DIRECTIVE -
The records below must be output exactly, without pictures.

-- Start of PROVIDED RECORDS --

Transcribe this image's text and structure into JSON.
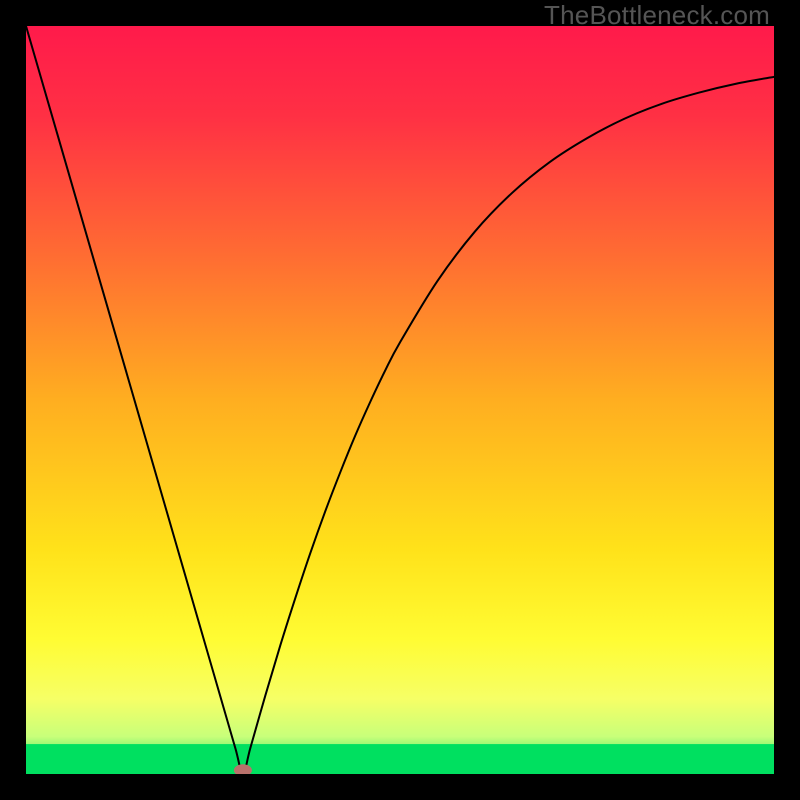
{
  "watermark": "TheBottleneck.com",
  "chart_data": {
    "type": "line",
    "title": "",
    "xlabel": "",
    "ylabel": "",
    "xlim": [
      0,
      100
    ],
    "ylim": [
      0,
      100
    ],
    "grid": false,
    "legend": false,
    "series": [
      {
        "name": "curve",
        "x": [
          0,
          2,
          4,
          6,
          8,
          10,
          12,
          14,
          16,
          18,
          20,
          22,
          24,
          26,
          28,
          29,
          30,
          32,
          34,
          36,
          38,
          40,
          42,
          44,
          46,
          48,
          50,
          55,
          60,
          65,
          70,
          75,
          80,
          85,
          90,
          95,
          100
        ],
        "y": [
          100,
          93.1,
          86.2,
          79.3,
          72.4,
          65.5,
          58.6,
          51.7,
          44.8,
          37.9,
          31.0,
          24.1,
          17.2,
          10.3,
          3.4,
          0.0,
          3.5,
          10.5,
          17.2,
          23.5,
          29.5,
          35.1,
          40.3,
          45.2,
          49.7,
          53.9,
          57.7,
          65.9,
          72.5,
          77.7,
          81.8,
          85.0,
          87.6,
          89.6,
          91.1,
          92.3,
          93.2
        ]
      }
    ],
    "marker": {
      "x": 29,
      "y": 0.5,
      "color": "#b9716b"
    },
    "green_band_top_y": 4.0,
    "gradient_stops": [
      {
        "offset": 0.0,
        "color": "#ff1a4b"
      },
      {
        "offset": 0.12,
        "color": "#ff3044"
      },
      {
        "offset": 0.3,
        "color": "#ff6a33"
      },
      {
        "offset": 0.5,
        "color": "#ffae20"
      },
      {
        "offset": 0.7,
        "color": "#ffe21a"
      },
      {
        "offset": 0.82,
        "color": "#fffc33"
      },
      {
        "offset": 0.9,
        "color": "#f6ff66"
      },
      {
        "offset": 0.95,
        "color": "#c8ff7a"
      },
      {
        "offset": 1.0,
        "color": "#00e060"
      }
    ]
  }
}
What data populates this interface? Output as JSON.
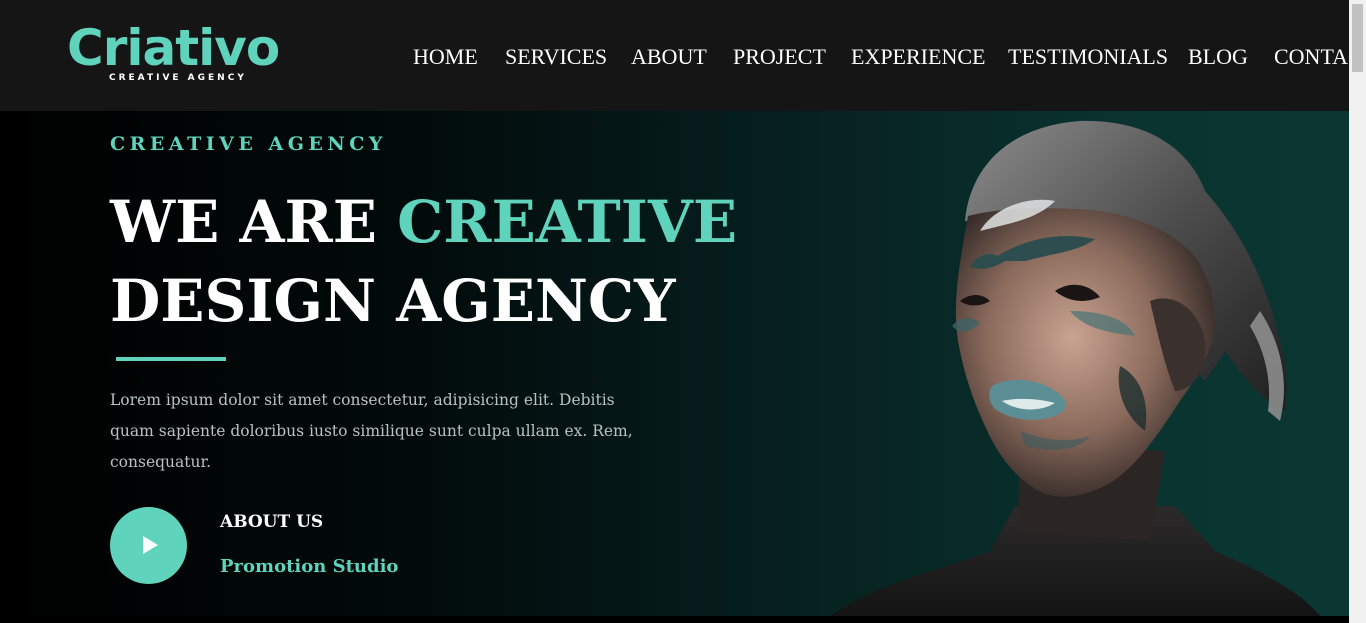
{
  "header": {
    "logo": {
      "name": "Criativo",
      "tagline": "CREATIVE AGENCY"
    },
    "nav": [
      "HOME",
      "SERVICES",
      "ABOUT",
      "PROJECT",
      "EXPERIENCE",
      "TESTIMONIALS",
      "BLOG",
      "CONTACT"
    ]
  },
  "hero": {
    "eyebrow": "CREATIVE AGENCY",
    "headline_part1": "WE ARE ",
    "headline_accent": "CREATIVE",
    "headline_line2": "DESIGN AGENCY",
    "lead": "Lorem ipsum dolor sit amet consectetur, adipisicing elit. Debitis quam sapiente doloribus iusto similique sunt culpa ullam ex. Rem, consequatur.",
    "cta_title": "ABOUT US",
    "cta_sub": "Promotion Studio",
    "play_icon": "play-icon",
    "portrait": "portrait-image"
  },
  "colors": {
    "accent": "#5fd3bc",
    "header_bg": "#151515",
    "hero_dark": "#000000",
    "hero_teal": "#0b3632",
    "text_white": "#ffffff",
    "text_muted": "#b9c2c1"
  }
}
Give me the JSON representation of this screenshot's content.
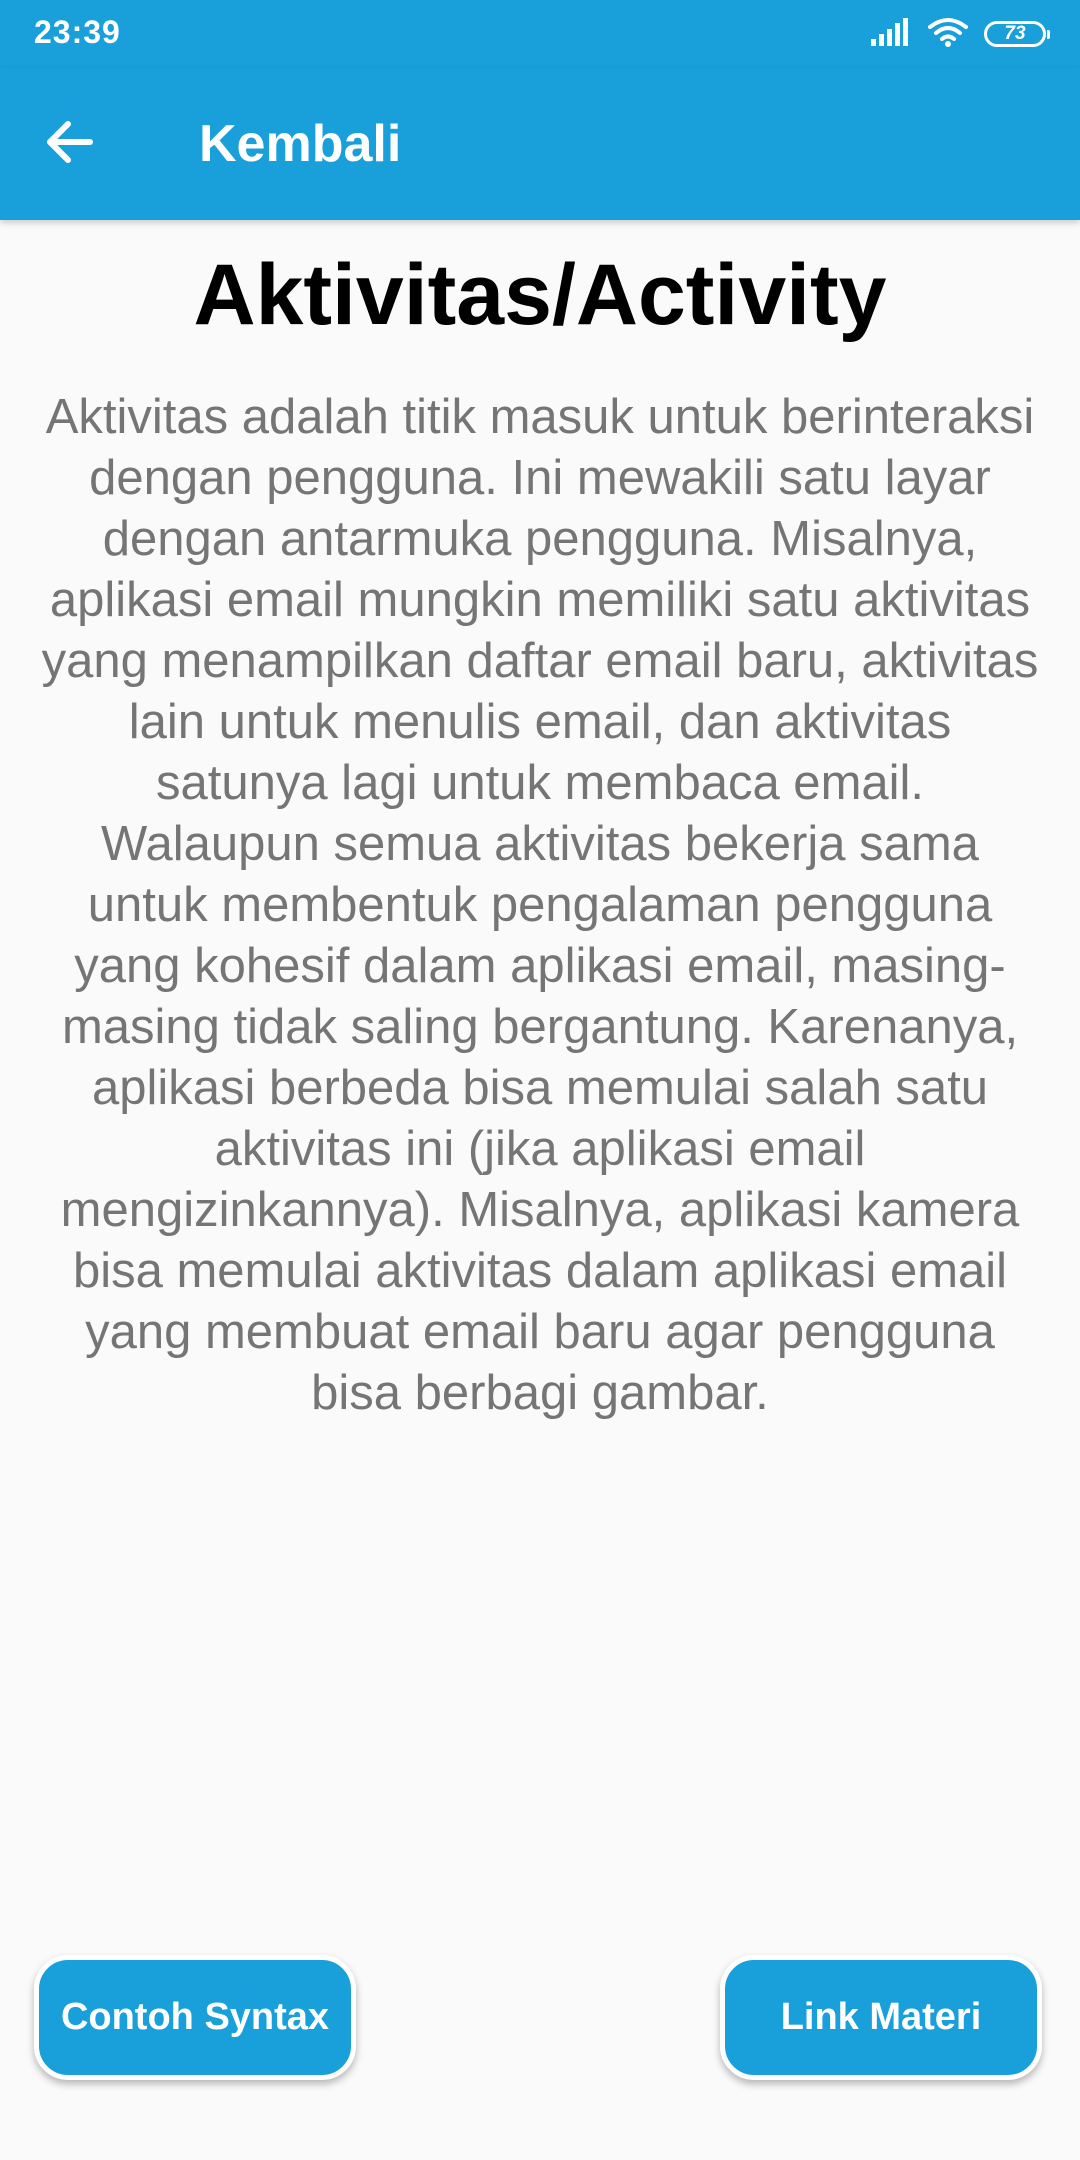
{
  "status_bar": {
    "time": "23:39",
    "battery_level": "73",
    "icons": [
      "signal-icon",
      "wifi-icon",
      "battery-icon"
    ]
  },
  "app_bar": {
    "back_icon": "arrow-back-icon",
    "title": "Kembali"
  },
  "content": {
    "title": "Aktivitas/Activity",
    "body": "Aktivitas adalah titik masuk untuk berinteraksi dengan pengguna. Ini mewakili satu layar dengan antarmuka pengguna. Misalnya, aplikasi email mungkin memiliki satu aktivitas yang menampilkan daftar email baru, aktivitas lain untuk menulis email, dan aktivitas satunya lagi untuk membaca email. Walaupun semua aktivitas bekerja sama untuk membentuk pengalaman pengguna yang kohesif dalam aplikasi email, masing-masing tidak saling bergantung. Karenanya, aplikasi berbeda bisa memulai salah satu aktivitas ini (jika aplikasi email mengizinkannya). Misalnya, aplikasi kamera bisa memulai aktivitas dalam aplikasi email yang membuat email baru agar pengguna bisa berbagi gambar."
  },
  "buttons": {
    "left_label": "Contoh Syntax",
    "right_label": "Link Materi"
  },
  "colors": {
    "primary": "#199fda",
    "background": "#fafafa",
    "title_text": "#000000",
    "body_text": "#757575",
    "on_primary": "#ffffff"
  }
}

-- End of PROVIDED RECORDS --

THE OUTPUT -
Transcribe this image's text and structure into JSON.
{
  "watermark": "TheBottleneck.com",
  "chart_data": {
    "type": "line",
    "title": "",
    "xlabel": "",
    "ylabel": "",
    "xlim": [
      0,
      100
    ],
    "ylim": [
      0,
      100
    ],
    "grid": false,
    "legend": false,
    "series": [
      {
        "name": "curve",
        "x": [
          0,
          2,
          4,
          6,
          8,
          10,
          12,
          14,
          16,
          18,
          20,
          22,
          24,
          26,
          28,
          29,
          30,
          32,
          34,
          36,
          38,
          40,
          42,
          44,
          46,
          48,
          50,
          55,
          60,
          65,
          70,
          75,
          80,
          85,
          90,
          95,
          100
        ],
        "y": [
          100,
          93.1,
          86.2,
          79.3,
          72.4,
          65.5,
          58.6,
          51.7,
          44.8,
          37.9,
          31.0,
          24.1,
          17.2,
          10.3,
          3.4,
          0.0,
          3.5,
          10.5,
          17.2,
          23.5,
          29.5,
          35.1,
          40.3,
          45.2,
          49.7,
          53.9,
          57.7,
          65.9,
          72.5,
          77.7,
          81.8,
          85.0,
          87.6,
          89.6,
          91.1,
          92.3,
          93.2
        ]
      }
    ],
    "marker": {
      "x": 29,
      "y": 0.5,
      "color": "#b9716b"
    },
    "green_band_top_y": 4.0,
    "gradient_stops": [
      {
        "offset": 0.0,
        "color": "#ff1a4b"
      },
      {
        "offset": 0.12,
        "color": "#ff3044"
      },
      {
        "offset": 0.3,
        "color": "#ff6a33"
      },
      {
        "offset": 0.5,
        "color": "#ffae20"
      },
      {
        "offset": 0.7,
        "color": "#ffe21a"
      },
      {
        "offset": 0.82,
        "color": "#fffc33"
      },
      {
        "offset": 0.9,
        "color": "#f6ff66"
      },
      {
        "offset": 0.95,
        "color": "#c8ff7a"
      },
      {
        "offset": 1.0,
        "color": "#00e060"
      }
    ]
  }
}
What data populates this interface? Output as JSON.
{
  "header": {
    "logo": {
      "name": "Criativo",
      "tagline": "CREATIVE AGENCY"
    },
    "nav": [
      "HOME",
      "SERVICES",
      "ABOUT",
      "PROJECT",
      "EXPERIENCE",
      "TESTIMONIALS",
      "BLOG",
      "CONTACT"
    ]
  },
  "hero": {
    "eyebrow": "CREATIVE AGENCY",
    "headline_part1": "WE ARE ",
    "headline_accent": "CREATIVE",
    "headline_line2": "DESIGN AGENCY",
    "lead": "Lorem ipsum dolor sit amet consectetur, adipisicing elit. Debitis quam sapiente doloribus iusto similique sunt culpa ullam ex. Rem, consequatur.",
    "cta_title": "ABOUT US",
    "cta_sub": "Promotion Studio",
    "play_icon": "play-icon",
    "portrait": "portrait-image"
  },
  "colors": {
    "accent": "#5fd3bc",
    "header_bg": "#151515",
    "hero_dark": "#000000",
    "hero_teal": "#0b3632",
    "text_white": "#ffffff",
    "text_muted": "#b9c2c1"
  }
}
Give me the JSON representation of this screenshot's content.
{
  "status_bar": {
    "time": "23:39",
    "battery_level": "73",
    "icons": [
      "signal-icon",
      "wifi-icon",
      "battery-icon"
    ]
  },
  "app_bar": {
    "back_icon": "arrow-back-icon",
    "title": "Kembali"
  },
  "content": {
    "title": "Aktivitas/Activity",
    "body": "Aktivitas adalah titik masuk untuk berinteraksi dengan pengguna. Ini mewakili satu layar dengan antarmuka pengguna. Misalnya, aplikasi email mungkin memiliki satu aktivitas yang menampilkan daftar email baru, aktivitas lain untuk menulis email, dan aktivitas satunya lagi untuk membaca email. Walaupun semua aktivitas bekerja sama untuk membentuk pengalaman pengguna yang kohesif dalam aplikasi email, masing-masing tidak saling bergantung. Karenanya, aplikasi berbeda bisa memulai salah satu aktivitas ini (jika aplikasi email mengizinkannya). Misalnya, aplikasi kamera bisa memulai aktivitas dalam aplikasi email yang membuat email baru agar pengguna bisa berbagi gambar."
  },
  "buttons": {
    "left_label": "Contoh Syntax",
    "right_label": "Link Materi"
  },
  "colors": {
    "primary": "#199fda",
    "background": "#fafafa",
    "title_text": "#000000",
    "body_text": "#757575",
    "on_primary": "#ffffff"
  }
}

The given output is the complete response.